WORK TO DO: Find each line holding "Titinha" and copy it out.

* start *

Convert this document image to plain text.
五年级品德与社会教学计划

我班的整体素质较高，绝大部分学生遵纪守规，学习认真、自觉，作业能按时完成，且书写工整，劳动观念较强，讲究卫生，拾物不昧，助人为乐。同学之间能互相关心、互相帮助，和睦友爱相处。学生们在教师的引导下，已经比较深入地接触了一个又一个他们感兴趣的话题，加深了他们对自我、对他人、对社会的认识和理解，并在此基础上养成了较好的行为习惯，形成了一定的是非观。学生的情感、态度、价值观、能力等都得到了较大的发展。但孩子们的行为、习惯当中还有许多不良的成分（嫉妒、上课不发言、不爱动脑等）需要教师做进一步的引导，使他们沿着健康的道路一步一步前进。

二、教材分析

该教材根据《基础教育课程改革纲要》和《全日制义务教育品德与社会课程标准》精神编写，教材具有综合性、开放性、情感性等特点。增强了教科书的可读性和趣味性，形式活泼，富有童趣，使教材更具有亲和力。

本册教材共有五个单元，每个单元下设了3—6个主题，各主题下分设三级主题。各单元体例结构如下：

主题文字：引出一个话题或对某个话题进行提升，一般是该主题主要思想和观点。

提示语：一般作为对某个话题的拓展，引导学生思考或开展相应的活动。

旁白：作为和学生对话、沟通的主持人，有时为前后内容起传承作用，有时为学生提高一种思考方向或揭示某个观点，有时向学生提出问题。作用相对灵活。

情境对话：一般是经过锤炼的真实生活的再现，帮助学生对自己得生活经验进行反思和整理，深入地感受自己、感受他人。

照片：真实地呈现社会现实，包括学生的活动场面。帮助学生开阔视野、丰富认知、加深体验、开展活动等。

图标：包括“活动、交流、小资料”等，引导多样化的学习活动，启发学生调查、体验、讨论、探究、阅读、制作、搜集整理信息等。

* end *
* start *

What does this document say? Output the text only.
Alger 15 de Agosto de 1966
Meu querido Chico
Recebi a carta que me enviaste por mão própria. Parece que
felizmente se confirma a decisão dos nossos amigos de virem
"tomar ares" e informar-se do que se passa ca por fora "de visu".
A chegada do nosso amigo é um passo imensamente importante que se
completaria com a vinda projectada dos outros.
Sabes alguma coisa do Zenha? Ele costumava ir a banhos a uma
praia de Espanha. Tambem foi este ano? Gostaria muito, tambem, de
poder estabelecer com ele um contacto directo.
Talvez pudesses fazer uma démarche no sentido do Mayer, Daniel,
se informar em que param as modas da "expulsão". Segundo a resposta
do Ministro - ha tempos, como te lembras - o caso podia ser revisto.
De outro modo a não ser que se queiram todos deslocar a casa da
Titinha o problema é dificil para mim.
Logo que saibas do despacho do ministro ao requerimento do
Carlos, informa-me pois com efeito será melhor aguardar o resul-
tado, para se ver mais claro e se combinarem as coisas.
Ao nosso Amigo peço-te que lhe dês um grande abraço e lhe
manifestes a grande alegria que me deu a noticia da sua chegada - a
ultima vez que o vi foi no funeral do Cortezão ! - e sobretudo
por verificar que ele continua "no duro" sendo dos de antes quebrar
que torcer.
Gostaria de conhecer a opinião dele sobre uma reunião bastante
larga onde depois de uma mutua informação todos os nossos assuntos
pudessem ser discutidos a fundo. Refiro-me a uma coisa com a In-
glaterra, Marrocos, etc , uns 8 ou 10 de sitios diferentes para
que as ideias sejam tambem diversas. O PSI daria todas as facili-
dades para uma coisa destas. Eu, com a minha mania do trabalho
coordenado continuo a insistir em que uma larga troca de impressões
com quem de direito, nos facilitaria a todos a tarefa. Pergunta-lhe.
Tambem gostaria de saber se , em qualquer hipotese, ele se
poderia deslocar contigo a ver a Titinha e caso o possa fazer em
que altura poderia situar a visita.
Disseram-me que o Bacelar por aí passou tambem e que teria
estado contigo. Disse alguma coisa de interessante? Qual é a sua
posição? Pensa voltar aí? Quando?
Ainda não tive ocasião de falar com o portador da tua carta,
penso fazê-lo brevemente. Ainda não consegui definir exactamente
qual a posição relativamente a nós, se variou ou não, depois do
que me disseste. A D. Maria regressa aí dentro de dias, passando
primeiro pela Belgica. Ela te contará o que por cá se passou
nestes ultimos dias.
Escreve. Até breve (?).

* end *

ANSWER IN FULL:
Titinha o problema é dificil para mim.
poderia deslocar contigo a ver a Titinha e caso o possa fazer em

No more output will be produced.